Work instructions | Output the material beneath exactly, leaving nothing out.

====== Material for the task

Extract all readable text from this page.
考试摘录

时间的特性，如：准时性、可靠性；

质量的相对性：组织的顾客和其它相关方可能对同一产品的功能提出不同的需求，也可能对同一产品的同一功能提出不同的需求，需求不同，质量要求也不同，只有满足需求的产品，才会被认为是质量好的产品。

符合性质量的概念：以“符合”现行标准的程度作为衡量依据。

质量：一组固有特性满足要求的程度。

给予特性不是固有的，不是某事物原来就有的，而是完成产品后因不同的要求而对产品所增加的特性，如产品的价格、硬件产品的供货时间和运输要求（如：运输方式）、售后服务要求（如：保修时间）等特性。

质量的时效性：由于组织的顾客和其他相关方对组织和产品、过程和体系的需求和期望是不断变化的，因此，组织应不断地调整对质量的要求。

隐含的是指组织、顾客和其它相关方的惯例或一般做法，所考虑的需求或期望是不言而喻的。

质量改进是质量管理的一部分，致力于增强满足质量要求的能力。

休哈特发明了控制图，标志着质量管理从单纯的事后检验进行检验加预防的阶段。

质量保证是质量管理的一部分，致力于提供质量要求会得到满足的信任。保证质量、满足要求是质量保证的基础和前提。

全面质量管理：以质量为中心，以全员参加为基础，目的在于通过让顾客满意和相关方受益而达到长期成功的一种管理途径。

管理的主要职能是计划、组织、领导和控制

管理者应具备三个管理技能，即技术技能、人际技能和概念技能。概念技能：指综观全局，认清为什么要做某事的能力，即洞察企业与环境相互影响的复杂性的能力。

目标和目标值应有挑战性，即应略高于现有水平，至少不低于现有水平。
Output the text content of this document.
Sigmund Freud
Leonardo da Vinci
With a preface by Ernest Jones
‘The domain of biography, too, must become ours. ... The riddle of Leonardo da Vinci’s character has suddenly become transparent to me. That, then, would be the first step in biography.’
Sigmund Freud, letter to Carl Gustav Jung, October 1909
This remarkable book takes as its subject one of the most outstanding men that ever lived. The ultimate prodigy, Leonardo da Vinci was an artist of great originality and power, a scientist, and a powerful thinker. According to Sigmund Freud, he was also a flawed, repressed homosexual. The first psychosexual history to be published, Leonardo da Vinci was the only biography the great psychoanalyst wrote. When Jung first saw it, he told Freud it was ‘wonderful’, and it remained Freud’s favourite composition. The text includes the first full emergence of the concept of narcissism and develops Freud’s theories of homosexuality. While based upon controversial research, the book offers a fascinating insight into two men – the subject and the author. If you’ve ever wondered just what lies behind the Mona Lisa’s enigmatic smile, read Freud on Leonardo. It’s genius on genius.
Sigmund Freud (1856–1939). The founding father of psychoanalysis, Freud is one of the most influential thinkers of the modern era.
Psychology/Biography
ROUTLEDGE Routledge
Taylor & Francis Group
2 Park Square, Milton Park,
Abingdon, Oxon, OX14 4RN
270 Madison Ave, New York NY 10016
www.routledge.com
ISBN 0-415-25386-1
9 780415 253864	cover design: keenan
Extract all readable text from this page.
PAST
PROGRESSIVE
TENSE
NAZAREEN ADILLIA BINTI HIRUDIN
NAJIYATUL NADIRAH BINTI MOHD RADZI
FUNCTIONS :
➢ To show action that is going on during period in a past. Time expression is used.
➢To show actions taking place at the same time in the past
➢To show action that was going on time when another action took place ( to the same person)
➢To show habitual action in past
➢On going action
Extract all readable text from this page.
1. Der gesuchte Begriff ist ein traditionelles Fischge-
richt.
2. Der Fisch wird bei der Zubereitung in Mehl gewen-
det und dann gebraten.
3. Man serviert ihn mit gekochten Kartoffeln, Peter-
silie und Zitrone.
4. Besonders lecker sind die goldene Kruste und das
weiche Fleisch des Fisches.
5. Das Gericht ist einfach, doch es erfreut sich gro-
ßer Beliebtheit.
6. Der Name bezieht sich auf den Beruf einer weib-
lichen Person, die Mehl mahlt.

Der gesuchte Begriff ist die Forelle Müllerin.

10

============

The reply |
Extract all readable text from this page.
考试摘录

时间的特性，如：准时性、可靠性；

质量的相对性：组织的顾客和其它相关方可能对同一产品的功能提出不同的需求，也可能对同一产品的同一功能提出不同的需求，需求不同，质量要求也不同，只有满足需求的产品，才会被认为是质量好的产品。

符合性质量的概念：以“符合”现行标准的程度作为衡量依据。

质量：一组固有特性满足要求的程度。

给予特性不是固有的，不是某事物原来就有的，而是完成产品后因不同的要求而对产品所增加的特性，如产品的价格、硬件产品的供货时间和运输要求（如：运输方式）、售后服务要求（如：保修时间）等特性。

质量的时效性：由于组织的顾客和其他相关方对组织和产品、过程和体系的需求和期望是不断变化的，因此，组织应不断地调整对质量的要求。

隐含的是指组织、顾客和其它相关方的惯例或一般做法，所考虑的需求或期望是不言而喻的。

质量改进是质量管理的一部分，致力于增强满足质量要求的能力。

休哈特发明了控制图，标志着质量管理从单纯的事后检验进行检验加预防的阶段。

质量保证是质量管理的一部分，致力于提供质量要求会得到满足的信任。保证质量、满足要求是质量保证的基础和前提。

全面质量管理：以质量为中心，以全员参加为基础，目的在于通过让顾客满意和相关方受益而达到长期成功的一种管理途径。

管理的主要职能是计划、组织、领导和控制

管理者应具备三个管理技能，即技术技能、人际技能和概念技能。概念技能：指综观全局，认清为什么要做某事的能力，即洞察企业与环境相互影响的复杂性的能力。

目标和目标值应有挑战性，即应略高于现有水平，至少不低于现有水平。
Output the text content of this document.
Sigmund Freud
Leonardo da Vinci
With a preface by Ernest Jones
‘The domain of biography, too, must become ours. ... The riddle of Leonardo da Vinci’s character has suddenly become transparent to me. That, then, would be the first step in biography.’
Sigmund Freud, letter to Carl Gustav Jung, October 1909
This remarkable book takes as its subject one of the most outstanding men that ever lived. The ultimate prodigy, Leonardo da Vinci was an artist of great originality and power, a scientist, and a powerful thinker. According to Sigmund Freud, he was also a flawed, repressed homosexual. The first psychosexual history to be published, Leonardo da Vinci was the only biography the great psychoanalyst wrote. When Jung first saw it, he told Freud it was ‘wonderful’, and it remained Freud’s favourite composition. The text includes the first full emergence of the concept of narcissism and develops Freud’s theories of homosexuality. While based upon controversial research, the book offers a fascinating insight into two men – the subject and the author. If you’ve ever wondered just what lies behind the Mona Lisa’s enigmatic smile, read Freud on Leonardo. It’s genius on genius.
Sigmund Freud (1856–1939). The founding father of psychoanalysis, Freud is one of the most influential thinkers of the modern era.
Psychology/Biography
ROUTLEDGE Routledge
Taylor & Francis Group
2 Park Square, Milton Park,
Abingdon, Oxon, OX14 4RN
270 Madison Ave, New York NY 10016
www.routledge.com
ISBN 0-415-25386-1
9 780415 253864	cover design: keenan
Extract all readable text from this page.
PAST
PROGRESSIVE
TENSE
NAZAREEN ADILLIA BINTI HIRUDIN
NAJIYATUL NADIRAH BINTI MOHD RADZI
FUNCTIONS :
➢ To show action that is going on during period in a past. Time expression is used.
➢To show actions taking place at the same time in the past
➢To show action that was going on time when another action took place ( to the same person)
➢To show habitual action in past
➢On going action
Extract all readable text from this page.
1. Der gesuchte Begriff ist ein traditionelles Fischge-
richt.
2. Der Fisch wird bei der Zubereitung in Mehl gewen-
det und dann gebraten.
3. Man serviert ihn mit gekochten Kartoffeln, Peter-
silie und Zitrone.
4. Besonders lecker sind die goldene Kruste und das
weiche Fleisch des Fisches.
5. Das Gericht ist einfach, doch es erfreut sich gro-
ßer Beliebtheit.
6. Der Name bezieht sich auf den Beruf einer weib-
lichen Person, die Mehl mahlt.

Der gesuchte Begriff ist die Forelle Müllerin.

10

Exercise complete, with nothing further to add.